_PROVIDED RECORDS_
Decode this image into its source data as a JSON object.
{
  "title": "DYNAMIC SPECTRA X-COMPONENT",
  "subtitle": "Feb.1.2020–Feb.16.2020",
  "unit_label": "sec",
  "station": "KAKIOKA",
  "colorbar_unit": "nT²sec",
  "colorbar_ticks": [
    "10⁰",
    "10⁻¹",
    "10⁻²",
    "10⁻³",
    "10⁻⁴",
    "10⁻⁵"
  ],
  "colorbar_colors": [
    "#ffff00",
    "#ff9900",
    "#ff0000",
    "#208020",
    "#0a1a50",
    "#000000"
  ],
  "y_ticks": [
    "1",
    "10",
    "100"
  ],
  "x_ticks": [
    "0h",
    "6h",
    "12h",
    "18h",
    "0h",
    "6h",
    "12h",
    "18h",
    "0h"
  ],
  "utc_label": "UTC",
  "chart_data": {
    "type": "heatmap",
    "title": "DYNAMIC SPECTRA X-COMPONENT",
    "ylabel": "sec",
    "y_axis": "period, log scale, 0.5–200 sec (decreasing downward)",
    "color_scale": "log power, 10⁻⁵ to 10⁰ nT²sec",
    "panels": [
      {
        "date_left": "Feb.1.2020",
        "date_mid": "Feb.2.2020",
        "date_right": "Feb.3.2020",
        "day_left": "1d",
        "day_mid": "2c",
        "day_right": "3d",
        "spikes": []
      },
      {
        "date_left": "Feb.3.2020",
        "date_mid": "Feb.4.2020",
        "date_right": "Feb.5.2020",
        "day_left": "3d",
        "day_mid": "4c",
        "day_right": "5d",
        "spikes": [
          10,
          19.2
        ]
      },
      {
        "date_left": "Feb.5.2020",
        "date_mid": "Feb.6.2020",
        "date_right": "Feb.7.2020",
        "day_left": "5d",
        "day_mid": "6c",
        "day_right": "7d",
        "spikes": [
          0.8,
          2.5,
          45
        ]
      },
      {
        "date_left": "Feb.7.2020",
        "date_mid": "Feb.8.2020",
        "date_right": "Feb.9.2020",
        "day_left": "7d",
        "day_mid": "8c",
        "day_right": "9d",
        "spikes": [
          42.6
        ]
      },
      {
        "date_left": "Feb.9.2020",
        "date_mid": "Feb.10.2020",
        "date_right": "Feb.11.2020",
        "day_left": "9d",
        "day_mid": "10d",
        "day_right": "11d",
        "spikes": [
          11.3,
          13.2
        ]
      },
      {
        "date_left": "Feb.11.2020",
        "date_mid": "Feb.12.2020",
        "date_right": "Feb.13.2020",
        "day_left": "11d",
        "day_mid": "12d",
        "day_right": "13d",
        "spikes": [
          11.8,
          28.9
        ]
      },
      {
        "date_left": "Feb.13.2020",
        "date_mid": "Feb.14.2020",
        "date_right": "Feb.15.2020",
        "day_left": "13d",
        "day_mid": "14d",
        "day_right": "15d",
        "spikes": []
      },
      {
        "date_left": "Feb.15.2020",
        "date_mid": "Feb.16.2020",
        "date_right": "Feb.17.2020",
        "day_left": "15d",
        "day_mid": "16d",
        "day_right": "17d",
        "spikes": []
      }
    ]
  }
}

_WORK INSTRUCTIONS_
Show all lines from the listing above in which "COMPONENT" appears.

_CORRECT RESPONSE_
  "title": "DYNAMIC SPECTRA X-COMPONENT",
    "title": "DYNAMIC SPECTRA X-COMPONENT",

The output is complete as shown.